Exercise directions: Every entry that follows should be reproduced exactly.

Dataset rows:
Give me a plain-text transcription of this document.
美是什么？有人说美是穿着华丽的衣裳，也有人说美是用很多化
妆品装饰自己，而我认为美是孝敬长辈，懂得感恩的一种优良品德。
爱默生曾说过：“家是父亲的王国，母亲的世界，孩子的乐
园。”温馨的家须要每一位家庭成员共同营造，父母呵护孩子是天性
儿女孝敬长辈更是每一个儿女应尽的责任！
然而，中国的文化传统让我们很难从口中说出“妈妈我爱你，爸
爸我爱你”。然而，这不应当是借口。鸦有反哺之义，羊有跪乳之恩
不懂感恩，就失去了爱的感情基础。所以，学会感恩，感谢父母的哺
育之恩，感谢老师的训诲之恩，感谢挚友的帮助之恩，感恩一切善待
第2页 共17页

Solution to the problem:
Give me a plain-text transcription of this document.
美是什么？有人说美是穿着华丽的衣裳，也有人说美是用很多化
妆品装饰自己，而我认为美是孝敬长辈，懂得感恩的一种优良品德。
爱默生曾说过：“家是父亲的王国，母亲的世界，孩子的乐
园。”温馨的家须要每一位家庭成员共同营造，父母呵护孩子是天性
儿女孝敬长辈更是每一个儿女应尽的责任！
然而，中国的文化传统让我们很难从口中说出“妈妈我爱你，爸
爸我爱你”。然而，这不应当是借口。鸦有反哺之义，羊有跪乳之恩
不懂感恩，就失去了爱的感情基础。所以，学会感恩，感谢父母的哺
育之恩，感谢老师的训诲之恩，感谢挚友的帮助之恩，感恩一切善待
第2页 共17页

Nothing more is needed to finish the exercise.